_CHALLENGE_
Compute how many lines in the entries below contain "tissue", and output nothing but the number.

_INPUT DATA_
=-=-=-=-=
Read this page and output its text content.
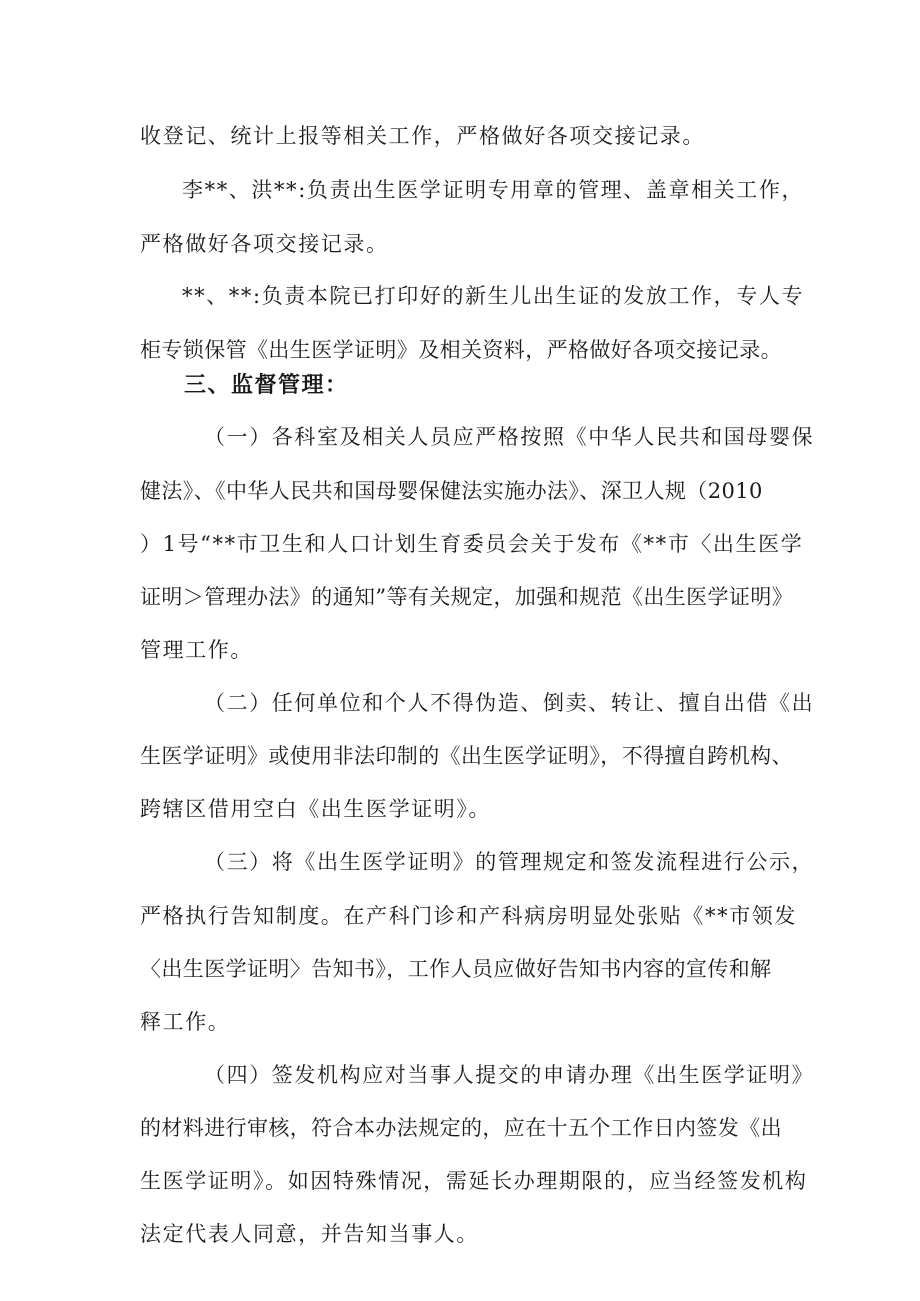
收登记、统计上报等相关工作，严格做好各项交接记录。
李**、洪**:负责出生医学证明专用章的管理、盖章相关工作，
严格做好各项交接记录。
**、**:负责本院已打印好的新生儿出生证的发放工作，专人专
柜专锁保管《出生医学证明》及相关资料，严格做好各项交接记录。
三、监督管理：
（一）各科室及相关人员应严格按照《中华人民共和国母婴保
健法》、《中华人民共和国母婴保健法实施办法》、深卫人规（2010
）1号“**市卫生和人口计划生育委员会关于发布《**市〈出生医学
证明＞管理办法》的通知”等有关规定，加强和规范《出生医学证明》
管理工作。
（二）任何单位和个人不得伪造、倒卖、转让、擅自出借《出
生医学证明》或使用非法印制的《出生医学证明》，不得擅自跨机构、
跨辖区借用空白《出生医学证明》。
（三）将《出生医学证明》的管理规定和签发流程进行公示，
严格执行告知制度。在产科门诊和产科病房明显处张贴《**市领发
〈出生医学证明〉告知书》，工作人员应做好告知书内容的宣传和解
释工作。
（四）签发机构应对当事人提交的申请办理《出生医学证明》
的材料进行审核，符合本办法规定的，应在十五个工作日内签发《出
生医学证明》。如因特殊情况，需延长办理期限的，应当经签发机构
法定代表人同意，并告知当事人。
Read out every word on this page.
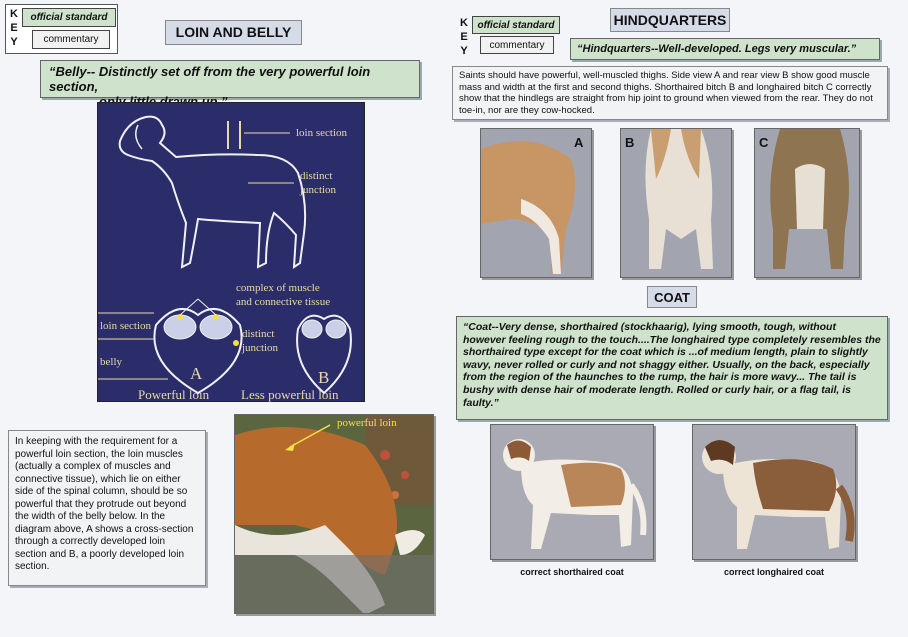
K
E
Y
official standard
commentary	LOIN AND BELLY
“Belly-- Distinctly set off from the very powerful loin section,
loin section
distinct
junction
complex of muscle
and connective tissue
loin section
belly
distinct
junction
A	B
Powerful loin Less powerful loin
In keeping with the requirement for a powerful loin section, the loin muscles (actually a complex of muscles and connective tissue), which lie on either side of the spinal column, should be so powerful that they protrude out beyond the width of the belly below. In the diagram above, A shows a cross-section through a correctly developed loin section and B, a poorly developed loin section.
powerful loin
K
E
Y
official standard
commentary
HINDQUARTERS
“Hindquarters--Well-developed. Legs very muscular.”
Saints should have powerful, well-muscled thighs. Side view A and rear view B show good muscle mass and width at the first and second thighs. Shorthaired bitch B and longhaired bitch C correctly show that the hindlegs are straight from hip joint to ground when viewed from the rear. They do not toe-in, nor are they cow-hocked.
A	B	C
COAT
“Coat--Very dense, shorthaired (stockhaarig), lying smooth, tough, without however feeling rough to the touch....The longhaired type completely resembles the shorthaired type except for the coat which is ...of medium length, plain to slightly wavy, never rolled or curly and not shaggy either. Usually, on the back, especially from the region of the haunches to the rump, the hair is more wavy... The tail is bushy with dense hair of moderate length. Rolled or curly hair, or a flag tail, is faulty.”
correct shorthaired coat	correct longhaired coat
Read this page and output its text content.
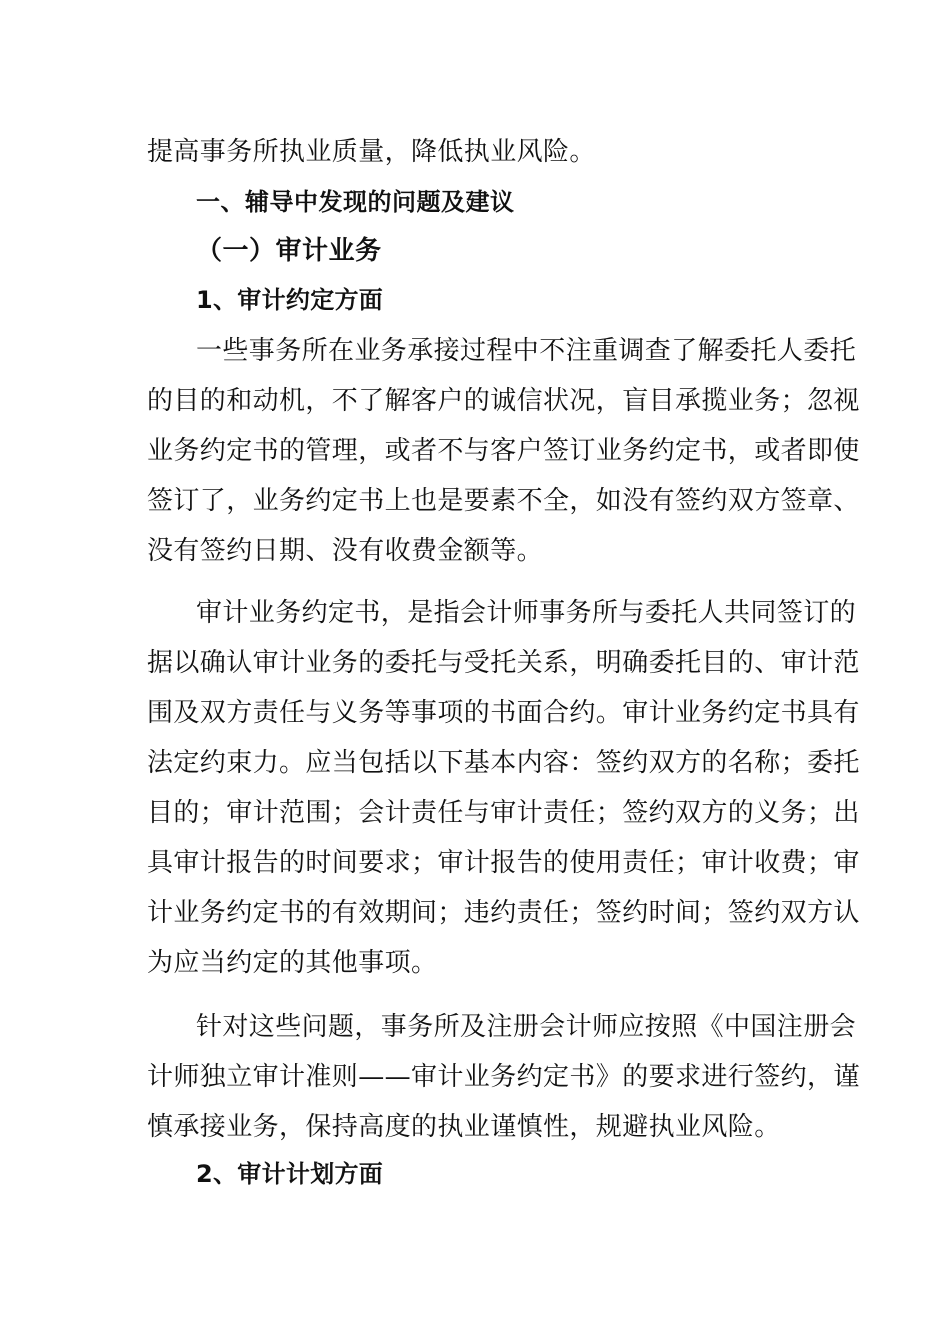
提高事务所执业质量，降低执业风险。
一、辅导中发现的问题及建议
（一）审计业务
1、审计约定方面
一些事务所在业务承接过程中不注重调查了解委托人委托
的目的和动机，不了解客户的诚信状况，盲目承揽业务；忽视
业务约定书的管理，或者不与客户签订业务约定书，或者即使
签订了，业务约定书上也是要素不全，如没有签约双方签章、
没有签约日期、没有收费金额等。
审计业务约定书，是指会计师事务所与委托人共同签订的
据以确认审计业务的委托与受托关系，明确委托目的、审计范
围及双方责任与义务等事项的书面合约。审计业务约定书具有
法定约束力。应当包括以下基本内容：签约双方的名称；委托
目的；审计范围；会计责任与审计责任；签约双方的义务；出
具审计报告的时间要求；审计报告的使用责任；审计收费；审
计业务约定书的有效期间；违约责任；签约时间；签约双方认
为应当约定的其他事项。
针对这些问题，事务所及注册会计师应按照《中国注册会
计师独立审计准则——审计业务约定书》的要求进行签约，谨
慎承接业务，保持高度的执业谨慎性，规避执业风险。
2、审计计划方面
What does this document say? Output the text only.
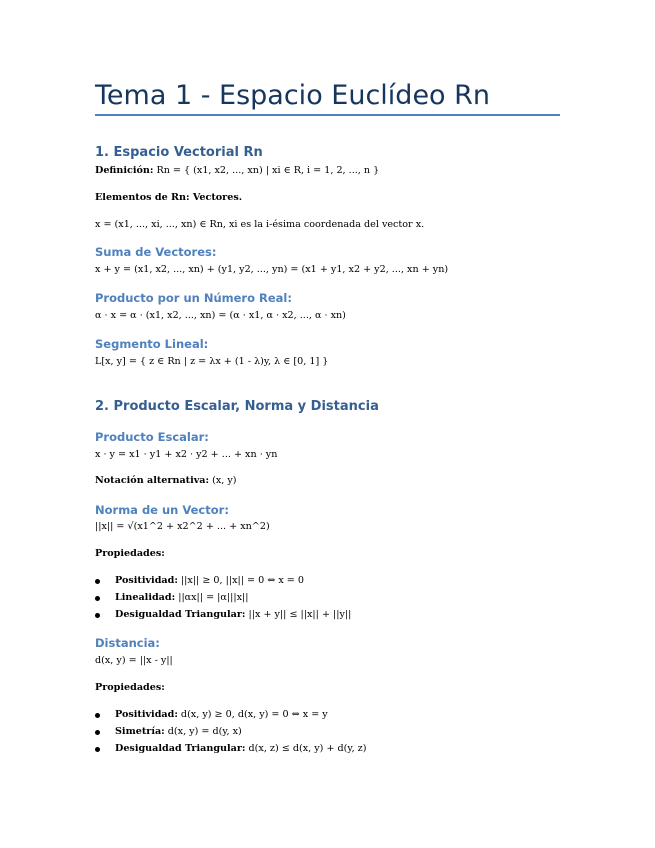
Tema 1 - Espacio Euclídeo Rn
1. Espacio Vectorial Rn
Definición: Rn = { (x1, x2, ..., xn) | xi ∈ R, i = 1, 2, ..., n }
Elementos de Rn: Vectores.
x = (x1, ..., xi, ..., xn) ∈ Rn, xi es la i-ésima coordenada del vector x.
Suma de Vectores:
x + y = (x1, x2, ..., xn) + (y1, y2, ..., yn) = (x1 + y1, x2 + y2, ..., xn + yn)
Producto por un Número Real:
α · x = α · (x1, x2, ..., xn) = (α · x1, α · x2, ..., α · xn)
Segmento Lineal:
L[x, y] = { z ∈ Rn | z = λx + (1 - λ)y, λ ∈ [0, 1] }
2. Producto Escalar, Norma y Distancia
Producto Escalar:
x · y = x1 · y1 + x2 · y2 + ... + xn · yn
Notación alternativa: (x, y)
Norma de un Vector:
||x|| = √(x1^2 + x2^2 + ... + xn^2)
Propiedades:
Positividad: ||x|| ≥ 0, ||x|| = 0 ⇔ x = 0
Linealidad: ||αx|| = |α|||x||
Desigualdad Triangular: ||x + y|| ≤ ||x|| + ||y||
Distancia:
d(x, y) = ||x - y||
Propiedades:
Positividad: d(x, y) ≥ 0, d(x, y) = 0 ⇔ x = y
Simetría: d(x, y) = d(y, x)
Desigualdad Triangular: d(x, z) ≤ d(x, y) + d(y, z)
=-=-=-=-=
_RESPONSE TO THIS EXERCISE_
2